[Data entries]
:::::

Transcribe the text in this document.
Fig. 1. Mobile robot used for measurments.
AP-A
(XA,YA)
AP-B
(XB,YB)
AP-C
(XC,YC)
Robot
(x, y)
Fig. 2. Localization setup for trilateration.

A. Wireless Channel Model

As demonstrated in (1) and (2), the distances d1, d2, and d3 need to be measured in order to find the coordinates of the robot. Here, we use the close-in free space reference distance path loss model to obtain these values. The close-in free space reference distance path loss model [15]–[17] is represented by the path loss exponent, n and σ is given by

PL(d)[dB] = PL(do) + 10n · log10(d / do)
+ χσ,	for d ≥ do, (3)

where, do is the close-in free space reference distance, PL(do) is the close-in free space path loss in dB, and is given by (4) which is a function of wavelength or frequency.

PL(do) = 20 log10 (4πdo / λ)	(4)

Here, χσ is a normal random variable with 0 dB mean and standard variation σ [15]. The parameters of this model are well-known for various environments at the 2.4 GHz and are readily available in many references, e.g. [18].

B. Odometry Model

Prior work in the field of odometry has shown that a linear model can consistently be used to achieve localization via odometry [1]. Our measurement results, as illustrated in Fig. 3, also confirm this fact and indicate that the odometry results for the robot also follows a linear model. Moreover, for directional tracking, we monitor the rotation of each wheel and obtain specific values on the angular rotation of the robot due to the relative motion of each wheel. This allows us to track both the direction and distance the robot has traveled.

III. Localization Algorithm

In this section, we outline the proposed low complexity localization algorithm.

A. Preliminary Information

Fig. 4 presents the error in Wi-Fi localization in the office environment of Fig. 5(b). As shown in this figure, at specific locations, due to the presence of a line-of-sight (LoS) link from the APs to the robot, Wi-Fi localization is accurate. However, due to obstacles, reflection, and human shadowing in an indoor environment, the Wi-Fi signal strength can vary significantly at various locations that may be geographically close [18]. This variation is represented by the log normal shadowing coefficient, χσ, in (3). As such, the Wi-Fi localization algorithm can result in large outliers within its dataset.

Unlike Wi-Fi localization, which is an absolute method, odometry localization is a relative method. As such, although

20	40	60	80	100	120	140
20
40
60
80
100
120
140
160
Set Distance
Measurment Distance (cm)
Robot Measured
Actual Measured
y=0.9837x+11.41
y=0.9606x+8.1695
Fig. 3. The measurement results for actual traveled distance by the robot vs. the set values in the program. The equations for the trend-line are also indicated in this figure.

:::::

What to do |
Each line of the data that includes the word "variation" counts once; report the total and nothing more.

Full answer |
2